Extract every line where the string "name" appears.

[Start of Material for this task]

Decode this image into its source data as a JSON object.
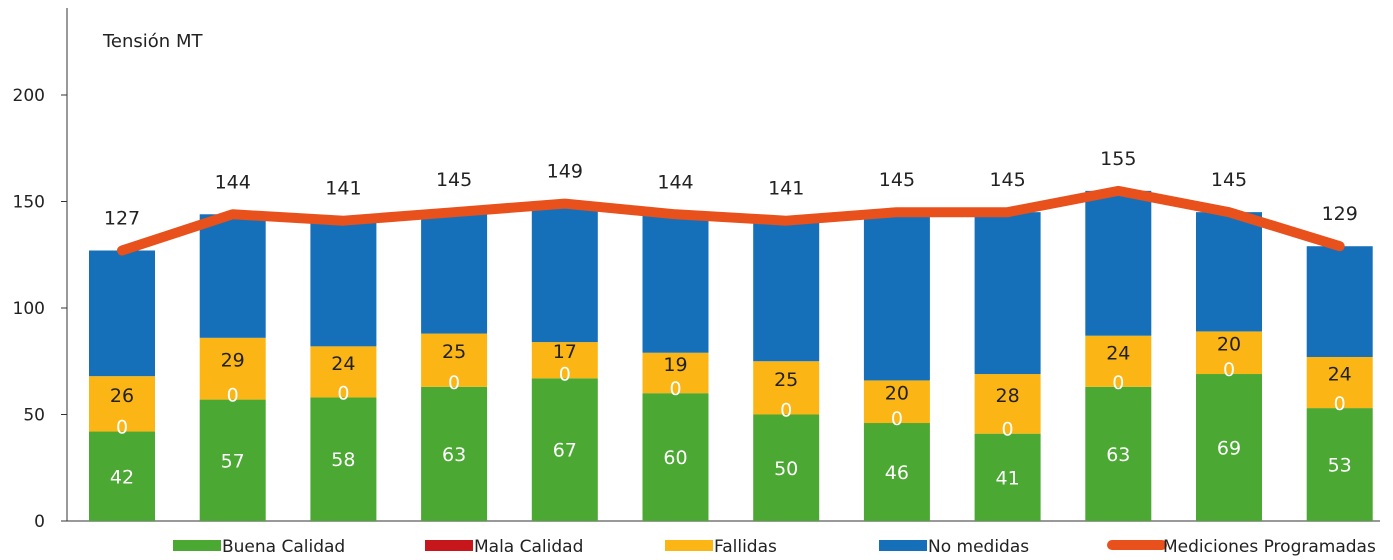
{
  "chart_data": {
    "type": "bar",
    "stacked": true,
    "title": "Tensión MT",
    "xlabel": "",
    "ylabel": "",
    "ylim": [
      0,
      240
    ],
    "yticks": [
      0,
      50,
      100,
      150,
      200
    ],
    "grid": false,
    "legend_position": "bottom",
    "n_groups": 12,
    "series": [
      {
        "name": "Buena Calidad",
        "color": "#4aa833",
        "values": [
          42,
          57,
          58,
          63,
          67,
          60,
          50,
          46,
          41,
          63,
          69,
          53
        ]
      },
      {
        "name": "Mala Calidad",
        "color": "#c8161d",
        "values": [
          0,
          0,
          0,
          0,
          0,
          0,
          0,
          0,
          0,
          0,
          0,
          0
        ]
      },
      {
        "name": "Fallidas",
        "color": "#fbb615",
        "values": [
          26,
          29,
          24,
          25,
          17,
          19,
          25,
          20,
          28,
          24,
          20,
          24
        ]
      },
      {
        "name": "No medidas",
        "color": "#1570b9",
        "values": [
          59,
          58,
          59,
          57,
          65,
          65,
          66,
          79,
          76,
          68,
          56,
          52
        ]
      }
    ],
    "line_series": {
      "name": "Mediciones Programadas",
      "color": "#e8501c",
      "values": [
        127,
        144,
        141,
        145,
        149,
        144,
        141,
        145,
        145,
        155,
        145,
        129
      ]
    }
  }
}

[End of Material for this task]

The response >>
        "name": "Buena Calidad",
        "name": "Mala Calidad",
        "name": "Fallidas",
        "name": "No medidas",
      "name": "Mediciones Programadas",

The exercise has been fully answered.